Exercise material.
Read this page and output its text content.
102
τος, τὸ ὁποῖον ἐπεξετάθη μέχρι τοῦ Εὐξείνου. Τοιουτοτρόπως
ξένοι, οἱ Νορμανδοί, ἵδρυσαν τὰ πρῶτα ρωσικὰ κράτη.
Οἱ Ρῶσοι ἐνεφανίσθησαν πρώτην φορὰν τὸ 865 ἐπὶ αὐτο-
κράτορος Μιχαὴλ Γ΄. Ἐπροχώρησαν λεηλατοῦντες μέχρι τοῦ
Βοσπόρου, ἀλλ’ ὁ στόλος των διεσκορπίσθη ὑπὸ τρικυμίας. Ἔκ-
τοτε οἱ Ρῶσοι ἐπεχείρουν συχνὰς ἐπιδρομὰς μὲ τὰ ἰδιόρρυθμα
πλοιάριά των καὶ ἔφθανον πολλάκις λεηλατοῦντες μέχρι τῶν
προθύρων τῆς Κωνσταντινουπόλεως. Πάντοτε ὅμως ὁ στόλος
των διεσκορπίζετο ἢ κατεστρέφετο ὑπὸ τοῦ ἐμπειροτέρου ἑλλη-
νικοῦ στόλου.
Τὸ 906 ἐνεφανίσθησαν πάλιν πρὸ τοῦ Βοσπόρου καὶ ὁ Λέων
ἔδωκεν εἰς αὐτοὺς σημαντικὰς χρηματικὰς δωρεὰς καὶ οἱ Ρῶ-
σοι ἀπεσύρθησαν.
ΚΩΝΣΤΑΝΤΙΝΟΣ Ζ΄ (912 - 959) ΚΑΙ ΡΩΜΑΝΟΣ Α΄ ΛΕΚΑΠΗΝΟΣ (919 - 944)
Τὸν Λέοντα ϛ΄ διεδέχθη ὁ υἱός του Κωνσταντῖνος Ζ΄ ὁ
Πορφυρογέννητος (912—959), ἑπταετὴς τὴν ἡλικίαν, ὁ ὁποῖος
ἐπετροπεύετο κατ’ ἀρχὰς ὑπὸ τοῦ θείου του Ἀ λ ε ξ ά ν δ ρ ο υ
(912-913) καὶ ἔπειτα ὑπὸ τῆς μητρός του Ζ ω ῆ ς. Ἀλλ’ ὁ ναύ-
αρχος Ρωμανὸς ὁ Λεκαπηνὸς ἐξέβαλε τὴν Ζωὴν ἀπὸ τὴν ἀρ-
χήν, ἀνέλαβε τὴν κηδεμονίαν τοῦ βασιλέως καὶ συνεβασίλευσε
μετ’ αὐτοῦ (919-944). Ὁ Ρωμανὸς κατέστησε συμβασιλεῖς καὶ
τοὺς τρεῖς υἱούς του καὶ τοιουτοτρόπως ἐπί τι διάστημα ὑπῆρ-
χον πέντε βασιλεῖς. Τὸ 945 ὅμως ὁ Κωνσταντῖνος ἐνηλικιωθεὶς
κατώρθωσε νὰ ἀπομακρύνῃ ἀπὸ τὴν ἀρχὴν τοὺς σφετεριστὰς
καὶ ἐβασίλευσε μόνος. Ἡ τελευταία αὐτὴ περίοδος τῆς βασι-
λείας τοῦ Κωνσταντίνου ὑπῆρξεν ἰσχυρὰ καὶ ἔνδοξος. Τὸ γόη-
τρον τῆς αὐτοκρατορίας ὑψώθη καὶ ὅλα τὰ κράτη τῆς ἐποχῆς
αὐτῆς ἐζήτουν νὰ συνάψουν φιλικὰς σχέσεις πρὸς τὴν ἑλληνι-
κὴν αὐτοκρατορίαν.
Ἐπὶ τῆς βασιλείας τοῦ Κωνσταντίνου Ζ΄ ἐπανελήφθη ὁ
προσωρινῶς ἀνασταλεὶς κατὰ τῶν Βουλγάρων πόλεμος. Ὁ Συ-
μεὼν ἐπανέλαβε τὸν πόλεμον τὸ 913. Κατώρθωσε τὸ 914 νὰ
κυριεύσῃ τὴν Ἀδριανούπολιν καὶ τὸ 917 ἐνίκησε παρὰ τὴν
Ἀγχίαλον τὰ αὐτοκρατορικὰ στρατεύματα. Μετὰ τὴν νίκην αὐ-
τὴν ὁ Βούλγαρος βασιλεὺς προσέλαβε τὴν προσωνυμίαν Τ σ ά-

Required task. Repeat all the entries word for word.

Solution for this task.
Read this page and output its text content.
102
τος, τὸ ὁποῖον ἐπεξετάθη μέχρι τοῦ Εὐξείνου. Τοιουτοτρόπως
ξένοι, οἱ Νορμανδοί, ἵδρυσαν τὰ πρῶτα ρωσικὰ κράτη.
Οἱ Ρῶσοι ἐνεφανίσθησαν πρώτην φορὰν τὸ 865 ἐπὶ αὐτο-
κράτορος Μιχαὴλ Γ΄. Ἐπροχώρησαν λεηλατοῦντες μέχρι τοῦ
Βοσπόρου, ἀλλ’ ὁ στόλος των διεσκορπίσθη ὑπὸ τρικυμίας. Ἔκ-
τοτε οἱ Ρῶσοι ἐπεχείρουν συχνὰς ἐπιδρομὰς μὲ τὰ ἰδιόρρυθμα
πλοιάριά των καὶ ἔφθανον πολλάκις λεηλατοῦντες μέχρι τῶν
προθύρων τῆς Κωνσταντινουπόλεως. Πάντοτε ὅμως ὁ στόλος
των διεσκορπίζετο ἢ κατεστρέφετο ὑπὸ τοῦ ἐμπειροτέρου ἑλλη-
νικοῦ στόλου.
Τὸ 906 ἐνεφανίσθησαν πάλιν πρὸ τοῦ Βοσπόρου καὶ ὁ Λέων
ἔδωκεν εἰς αὐτοὺς σημαντικὰς χρηματικὰς δωρεὰς καὶ οἱ Ρῶ-
σοι ἀπεσύρθησαν.
ΚΩΝΣΤΑΝΤΙΝΟΣ Ζ΄ (912 - 959) ΚΑΙ ΡΩΜΑΝΟΣ Α΄ ΛΕΚΑΠΗΝΟΣ (919 - 944)
Τὸν Λέοντα ϛ΄ διεδέχθη ὁ υἱός του Κωνσταντῖνος Ζ΄ ὁ
Πορφυρογέννητος (912—959), ἑπταετὴς τὴν ἡλικίαν, ὁ ὁποῖος
ἐπετροπεύετο κατ’ ἀρχὰς ὑπὸ τοῦ θείου του Ἀ λ ε ξ ά ν δ ρ ο υ
(912-913) καὶ ἔπειτα ὑπὸ τῆς μητρός του Ζ ω ῆ ς. Ἀλλ’ ὁ ναύ-
αρχος Ρωμανὸς ὁ Λεκαπηνὸς ἐξέβαλε τὴν Ζωὴν ἀπὸ τὴν ἀρ-
χήν, ἀνέλαβε τὴν κηδεμονίαν τοῦ βασιλέως καὶ συνεβασίλευσε
μετ’ αὐτοῦ (919-944). Ὁ Ρωμανὸς κατέστησε συμβασιλεῖς καὶ
τοὺς τρεῖς υἱούς του καὶ τοιουτοτρόπως ἐπί τι διάστημα ὑπῆρ-
χον πέντε βασιλεῖς. Τὸ 945 ὅμως ὁ Κωνσταντῖνος ἐνηλικιωθεὶς
κατώρθωσε νὰ ἀπομακρύνῃ ἀπὸ τὴν ἀρχὴν τοὺς σφετεριστὰς
καὶ ἐβασίλευσε μόνος. Ἡ τελευταία αὐτὴ περίοδος τῆς βασι-
λείας τοῦ Κωνσταντίνου ὑπῆρξεν ἰσχυρὰ καὶ ἔνδοξος. Τὸ γόη-
τρον τῆς αὐτοκρατορίας ὑψώθη καὶ ὅλα τὰ κράτη τῆς ἐποχῆς
αὐτῆς ἐζήτουν νὰ συνάψουν φιλικὰς σχέσεις πρὸς τὴν ἑλληνι-
κὴν αὐτοκρατορίαν.
Ἐπὶ τῆς βασιλείας τοῦ Κωνσταντίνου Ζ΄ ἐπανελήφθη ὁ
προσωρινῶς ἀνασταλεὶς κατὰ τῶν Βουλγάρων πόλεμος. Ὁ Συ-
μεὼν ἐπανέλαβε τὸν πόλεμον τὸ 913. Κατώρθωσε τὸ 914 νὰ
κυριεύσῃ τὴν Ἀδριανούπολιν καὶ τὸ 917 ἐνίκησε παρὰ τὴν
Ἀγχίαλον τὰ αὐτοκρατορικὰ στρατεύματα. Μετὰ τὴν νίκην αὐ-
τὴν ὁ Βούλγαρος βασιλεὺς προσέλαβε τὴν προσωνυμίαν Τ σ ά-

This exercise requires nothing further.